▼▼▼

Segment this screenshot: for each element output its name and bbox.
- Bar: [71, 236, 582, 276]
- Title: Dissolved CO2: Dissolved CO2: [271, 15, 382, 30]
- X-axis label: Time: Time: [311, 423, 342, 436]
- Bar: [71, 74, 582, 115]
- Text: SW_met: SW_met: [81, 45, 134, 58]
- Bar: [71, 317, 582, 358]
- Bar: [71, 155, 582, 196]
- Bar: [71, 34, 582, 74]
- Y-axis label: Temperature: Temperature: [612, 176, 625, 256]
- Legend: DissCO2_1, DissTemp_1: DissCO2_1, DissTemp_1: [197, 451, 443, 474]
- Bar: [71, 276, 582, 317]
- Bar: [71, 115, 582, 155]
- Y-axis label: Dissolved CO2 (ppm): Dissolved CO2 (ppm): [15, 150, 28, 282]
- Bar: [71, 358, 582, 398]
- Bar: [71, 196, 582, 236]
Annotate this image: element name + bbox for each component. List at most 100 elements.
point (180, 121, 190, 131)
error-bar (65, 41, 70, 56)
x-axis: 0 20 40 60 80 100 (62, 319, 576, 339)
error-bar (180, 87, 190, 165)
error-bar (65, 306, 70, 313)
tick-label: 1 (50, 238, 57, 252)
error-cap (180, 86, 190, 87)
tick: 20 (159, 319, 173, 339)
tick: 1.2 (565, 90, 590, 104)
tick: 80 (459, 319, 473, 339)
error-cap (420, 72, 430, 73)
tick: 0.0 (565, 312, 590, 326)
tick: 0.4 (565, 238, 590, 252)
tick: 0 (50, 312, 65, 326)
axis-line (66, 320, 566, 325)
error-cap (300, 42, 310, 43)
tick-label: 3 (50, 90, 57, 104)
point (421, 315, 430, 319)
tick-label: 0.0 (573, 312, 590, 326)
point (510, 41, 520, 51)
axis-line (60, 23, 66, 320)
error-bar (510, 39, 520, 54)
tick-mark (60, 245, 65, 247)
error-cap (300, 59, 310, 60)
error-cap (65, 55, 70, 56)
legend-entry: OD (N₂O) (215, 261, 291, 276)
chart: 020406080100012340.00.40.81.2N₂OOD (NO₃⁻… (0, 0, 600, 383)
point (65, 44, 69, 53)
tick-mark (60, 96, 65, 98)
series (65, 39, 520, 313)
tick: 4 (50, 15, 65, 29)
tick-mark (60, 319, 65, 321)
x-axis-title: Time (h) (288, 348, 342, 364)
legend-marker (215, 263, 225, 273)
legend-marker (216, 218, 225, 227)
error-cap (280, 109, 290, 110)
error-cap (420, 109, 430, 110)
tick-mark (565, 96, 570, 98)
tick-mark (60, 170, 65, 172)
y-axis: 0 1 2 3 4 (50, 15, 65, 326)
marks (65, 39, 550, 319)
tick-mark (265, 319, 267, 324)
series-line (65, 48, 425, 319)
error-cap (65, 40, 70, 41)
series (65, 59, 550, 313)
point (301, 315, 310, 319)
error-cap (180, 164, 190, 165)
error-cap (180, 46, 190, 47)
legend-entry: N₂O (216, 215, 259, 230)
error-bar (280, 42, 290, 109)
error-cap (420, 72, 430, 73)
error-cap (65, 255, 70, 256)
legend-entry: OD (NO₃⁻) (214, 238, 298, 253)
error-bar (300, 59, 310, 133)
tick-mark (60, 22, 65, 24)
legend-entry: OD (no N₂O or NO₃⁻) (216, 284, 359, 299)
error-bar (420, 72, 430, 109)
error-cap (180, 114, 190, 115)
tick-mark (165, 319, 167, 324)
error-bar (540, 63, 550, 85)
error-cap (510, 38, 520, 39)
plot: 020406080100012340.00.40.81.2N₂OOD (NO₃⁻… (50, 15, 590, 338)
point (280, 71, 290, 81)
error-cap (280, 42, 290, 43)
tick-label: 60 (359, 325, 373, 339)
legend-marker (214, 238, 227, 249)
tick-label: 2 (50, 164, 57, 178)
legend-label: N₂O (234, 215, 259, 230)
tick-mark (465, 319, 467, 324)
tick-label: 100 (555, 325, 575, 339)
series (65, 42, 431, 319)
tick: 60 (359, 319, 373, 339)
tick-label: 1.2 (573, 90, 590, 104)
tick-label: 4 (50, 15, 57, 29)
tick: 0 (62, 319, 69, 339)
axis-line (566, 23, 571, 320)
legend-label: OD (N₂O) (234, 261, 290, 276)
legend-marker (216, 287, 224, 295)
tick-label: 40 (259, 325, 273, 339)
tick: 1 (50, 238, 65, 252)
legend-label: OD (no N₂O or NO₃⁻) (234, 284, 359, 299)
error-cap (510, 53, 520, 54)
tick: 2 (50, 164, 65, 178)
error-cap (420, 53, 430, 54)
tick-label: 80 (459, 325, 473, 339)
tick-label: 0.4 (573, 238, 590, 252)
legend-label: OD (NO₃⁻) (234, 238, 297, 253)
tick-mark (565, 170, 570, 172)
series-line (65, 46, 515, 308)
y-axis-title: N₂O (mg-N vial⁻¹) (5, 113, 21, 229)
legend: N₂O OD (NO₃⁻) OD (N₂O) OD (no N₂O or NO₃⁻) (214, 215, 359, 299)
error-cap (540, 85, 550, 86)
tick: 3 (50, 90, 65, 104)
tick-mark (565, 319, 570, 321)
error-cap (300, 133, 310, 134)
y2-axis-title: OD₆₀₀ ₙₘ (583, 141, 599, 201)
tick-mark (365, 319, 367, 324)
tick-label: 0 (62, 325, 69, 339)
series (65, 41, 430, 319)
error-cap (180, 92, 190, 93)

▲▲▲

▶ Job
Retype every line of the entries above verbatim.

▶ Answer below
Segment this screenshot: for each element output its name and bbox.
- Bar: [71, 236, 582, 276]
- Title: Dissolved CO2: Dissolved CO2: [271, 15, 382, 30]
- X-axis label: Time: Time: [311, 423, 342, 436]
- Bar: [71, 74, 582, 115]
- Text: SW_met: SW_met: [81, 45, 134, 58]
- Bar: [71, 317, 582, 358]
- Bar: [71, 155, 582, 196]
- Bar: [71, 34, 582, 74]
- Y-axis label: Temperature: Temperature: [612, 176, 625, 256]
- Legend: DissCO2_1, DissTemp_1: DissCO2_1, DissTemp_1: [197, 451, 443, 474]
- Bar: [71, 276, 582, 317]
- Bar: [71, 115, 582, 155]
- Y-axis label: Dissolved CO2 (ppm): Dissolved CO2 (ppm): [15, 150, 28, 282]
- Bar: [71, 358, 582, 398]
- Bar: [71, 196, 582, 236]
Annotate this image: element name + bbox for each component. List at most 100 elements.
point (180, 121, 190, 131)
error-bar (65, 41, 70, 56)
x-axis: 0 20 40 60 80 100 (62, 319, 576, 339)
error-bar (180, 87, 190, 165)
error-bar (65, 306, 70, 313)
tick-label: 1 (50, 238, 57, 252)
error-cap (180, 86, 190, 87)
tick: 20 (159, 319, 173, 339)
tick: 1.2 (565, 90, 590, 104)
tick: 80 (459, 319, 473, 339)
error-cap (420, 72, 430, 73)
tick: 0.0 (565, 312, 590, 326)
tick: 0.4 (565, 238, 590, 252)
tick: 0 (50, 312, 65, 326)
axis-line (66, 320, 566, 325)
error-cap (300, 42, 310, 43)
tick-label: 3 (50, 90, 57, 104)
point (421, 315, 430, 319)
tick-label: 0.0 (573, 312, 590, 326)
point (510, 41, 520, 51)
axis-line (60, 23, 66, 320)
error-bar (510, 39, 520, 54)
tick-mark (60, 245, 65, 247)
error-cap (300, 59, 310, 60)
error-cap (65, 55, 70, 56)
legend-entry: OD (N₂O) (215, 261, 291, 276)
chart: 020406080100012340.00.40.81.2N₂OOD (NO₃⁻… (0, 0, 600, 383)
point (65, 44, 69, 53)
tick-mark (60, 96, 65, 98)
series (65, 39, 520, 313)
tick: 4 (50, 15, 65, 29)
tick-mark (60, 319, 65, 321)
x-axis-title: Time (h) (288, 348, 342, 364)
legend-marker (215, 263, 225, 273)
legend-marker (216, 218, 225, 227)
error-cap (280, 109, 290, 110)
error-cap (420, 109, 430, 110)
tick-mark (565, 96, 570, 98)
tick-mark (60, 170, 65, 172)
y-axis: 0 1 2 3 4 (50, 15, 65, 326)
marks (65, 39, 550, 319)
tick-mark (265, 319, 267, 324)
series-line (65, 48, 425, 319)
error-cap (65, 40, 70, 41)
series (65, 59, 550, 313)
point (301, 315, 310, 319)
error-cap (180, 164, 190, 165)
error-cap (180, 46, 190, 47)
legend-entry: N₂O (216, 215, 259, 230)
error-bar (280, 42, 290, 109)
error-cap (420, 72, 430, 73)
error-cap (65, 255, 70, 256)
legend-entry: OD (NO₃⁻) (214, 238, 298, 253)
error-bar (300, 59, 310, 133)
tick-mark (60, 22, 65, 24)
legend-entry: OD (no N₂O or NO₃⁻) (216, 284, 359, 299)
error-bar (420, 72, 430, 109)
error-cap (180, 114, 190, 115)
tick-mark (165, 319, 167, 324)
error-bar (540, 63, 550, 85)
error-cap (510, 38, 520, 39)
plot: 020406080100012340.00.40.81.2N₂OOD (NO₃⁻… (50, 15, 590, 338)
point (280, 71, 290, 81)
error-cap (280, 42, 290, 43)
tick-label: 60 (359, 325, 373, 339)
legend-marker (214, 238, 227, 249)
tick-label: 2 (50, 164, 57, 178)
legend-label: N₂O (234, 215, 259, 230)
tick-mark (465, 319, 467, 324)
tick-label: 100 (555, 325, 575, 339)
series (65, 42, 431, 319)
tick: 60 (359, 319, 373, 339)
tick-label: 1.2 (573, 90, 590, 104)
tick-label: 4 (50, 15, 57, 29)
tick: 0 (62, 319, 69, 339)
axis-line (566, 23, 571, 320)
legend-label: OD (N₂O) (234, 261, 290, 276)
legend-marker (216, 287, 224, 295)
tick-label: 40 (259, 325, 273, 339)
tick: 1 (50, 238, 65, 252)
legend-label: OD (no N₂O or NO₃⁻) (234, 284, 359, 299)
error-cap (510, 53, 520, 54)
tick: 2 (50, 164, 65, 178)
error-cap (420, 53, 430, 54)
tick-label: 80 (459, 325, 473, 339)
tick-label: 0.4 (573, 238, 590, 252)
legend-label: OD (NO₃⁻) (234, 238, 297, 253)
tick-mark (565, 170, 570, 172)
series-line (65, 46, 515, 308)
y-axis-title: N₂O (mg-N vial⁻¹) (5, 113, 21, 229)
legend: N₂O OD (NO₃⁻) OD (N₂O) OD (no N₂O or NO₃⁻) (214, 215, 359, 299)
error-cap (540, 85, 550, 86)
tick: 3 (50, 90, 65, 104)
tick-mark (565, 319, 570, 321)
error-cap (300, 133, 310, 134)
y2-axis-title: OD₆₀₀ ₙₘ (583, 141, 599, 201)
tick-mark (365, 319, 367, 324)
tick-label: 0 (62, 325, 69, 339)
series (65, 41, 430, 319)
error-cap (180, 92, 190, 93)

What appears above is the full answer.